_LISTED RECORDS:_
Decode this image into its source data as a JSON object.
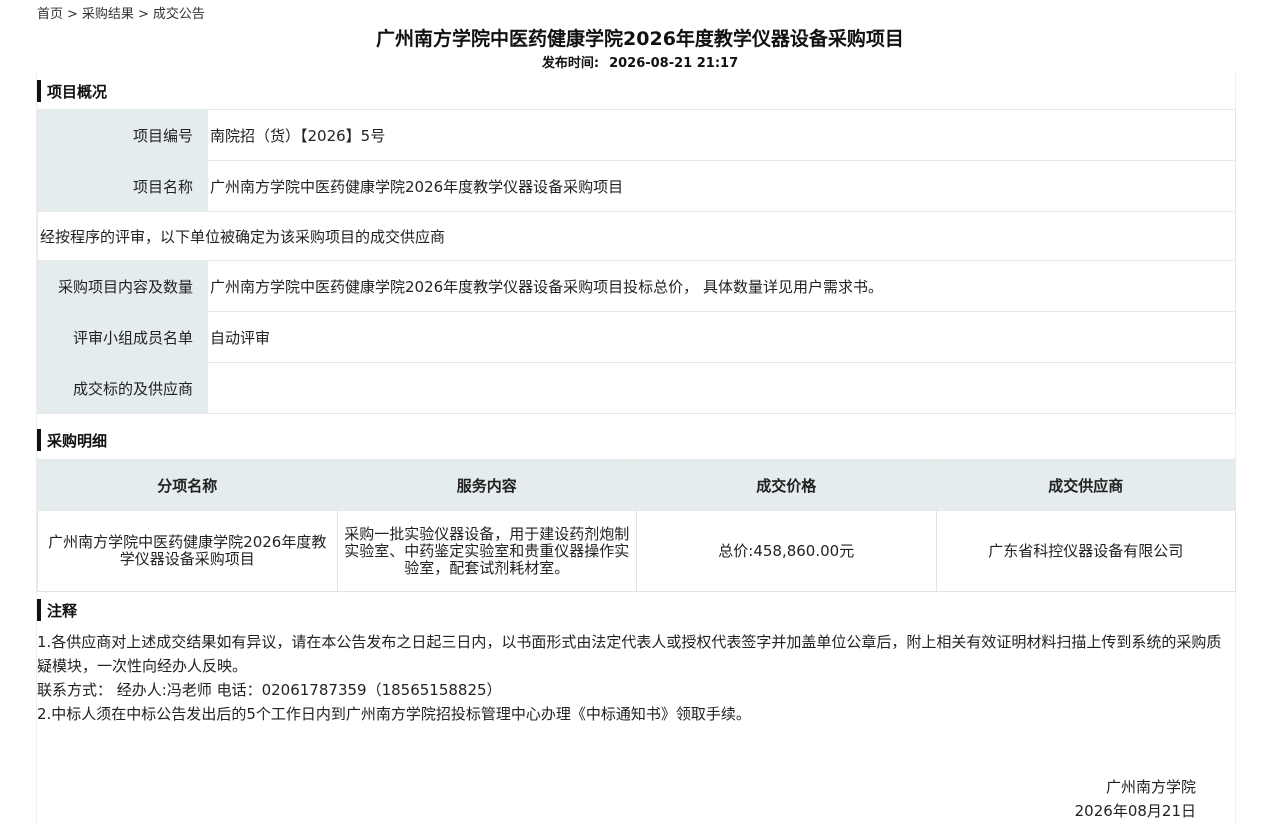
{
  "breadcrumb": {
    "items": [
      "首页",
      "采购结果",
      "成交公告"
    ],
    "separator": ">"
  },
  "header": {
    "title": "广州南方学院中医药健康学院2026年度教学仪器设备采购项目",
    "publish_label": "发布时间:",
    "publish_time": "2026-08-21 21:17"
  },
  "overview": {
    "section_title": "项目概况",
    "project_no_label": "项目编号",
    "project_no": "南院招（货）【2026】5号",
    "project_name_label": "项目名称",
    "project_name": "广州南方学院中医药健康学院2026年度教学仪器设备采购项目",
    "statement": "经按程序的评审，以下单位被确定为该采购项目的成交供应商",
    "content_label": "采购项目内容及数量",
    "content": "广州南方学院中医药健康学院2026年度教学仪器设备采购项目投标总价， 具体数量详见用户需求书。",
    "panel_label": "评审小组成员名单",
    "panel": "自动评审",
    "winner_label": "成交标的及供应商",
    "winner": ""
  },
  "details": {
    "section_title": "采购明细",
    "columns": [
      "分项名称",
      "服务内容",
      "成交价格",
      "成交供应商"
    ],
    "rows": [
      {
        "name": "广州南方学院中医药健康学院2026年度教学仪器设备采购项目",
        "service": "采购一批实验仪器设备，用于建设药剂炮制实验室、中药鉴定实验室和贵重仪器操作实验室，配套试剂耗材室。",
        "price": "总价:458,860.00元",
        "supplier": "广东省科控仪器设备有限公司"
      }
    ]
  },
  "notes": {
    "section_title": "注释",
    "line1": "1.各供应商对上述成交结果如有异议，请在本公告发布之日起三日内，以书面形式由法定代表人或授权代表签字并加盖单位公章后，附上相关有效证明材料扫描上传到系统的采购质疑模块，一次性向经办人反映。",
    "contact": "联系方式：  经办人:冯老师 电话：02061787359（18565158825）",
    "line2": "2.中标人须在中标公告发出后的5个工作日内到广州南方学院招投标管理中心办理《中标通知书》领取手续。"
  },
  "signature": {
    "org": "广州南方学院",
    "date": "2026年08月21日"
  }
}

_THE TASK:_ Set the pictures aside and transcribe the data above exactly.

_TASK RESPONSE:_
Decode this image into its source data as a JSON object.
{
  "breadcrumb": {
    "items": [
      "首页",
      "采购结果",
      "成交公告"
    ],
    "separator": ">"
  },
  "header": {
    "title": "广州南方学院中医药健康学院2026年度教学仪器设备采购项目",
    "publish_label": "发布时间:",
    "publish_time": "2026-08-21 21:17"
  },
  "overview": {
    "section_title": "项目概况",
    "project_no_label": "项目编号",
    "project_no": "南院招（货）【2026】5号",
    "project_name_label": "项目名称",
    "project_name": "广州南方学院中医药健康学院2026年度教学仪器设备采购项目",
    "statement": "经按程序的评审，以下单位被确定为该采购项目的成交供应商",
    "content_label": "采购项目内容及数量",
    "content": "广州南方学院中医药健康学院2026年度教学仪器设备采购项目投标总价， 具体数量详见用户需求书。",
    "panel_label": "评审小组成员名单",
    "panel": "自动评审",
    "winner_label": "成交标的及供应商",
    "winner": ""
  },
  "details": {
    "section_title": "采购明细",
    "columns": [
      "分项名称",
      "服务内容",
      "成交价格",
      "成交供应商"
    ],
    "rows": [
      {
        "name": "广州南方学院中医药健康学院2026年度教学仪器设备采购项目",
        "service": "采购一批实验仪器设备，用于建设药剂炮制实验室、中药鉴定实验室和贵重仪器操作实验室，配套试剂耗材室。",
        "price": "总价:458,860.00元",
        "supplier": "广东省科控仪器设备有限公司"
      }
    ]
  },
  "notes": {
    "section_title": "注释",
    "line1": "1.各供应商对上述成交结果如有异议，请在本公告发布之日起三日内，以书面形式由法定代表人或授权代表签字并加盖单位公章后，附上相关有效证明材料扫描上传到系统的采购质疑模块，一次性向经办人反映。",
    "contact": "联系方式：  经办人:冯老师 电话：02061787359（18565158825）",
    "line2": "2.中标人须在中标公告发出后的5个工作日内到广州南方学院招投标管理中心办理《中标通知书》领取手续。"
  },
  "signature": {
    "org": "广州南方学院",
    "date": "2026年08月21日"
  }
}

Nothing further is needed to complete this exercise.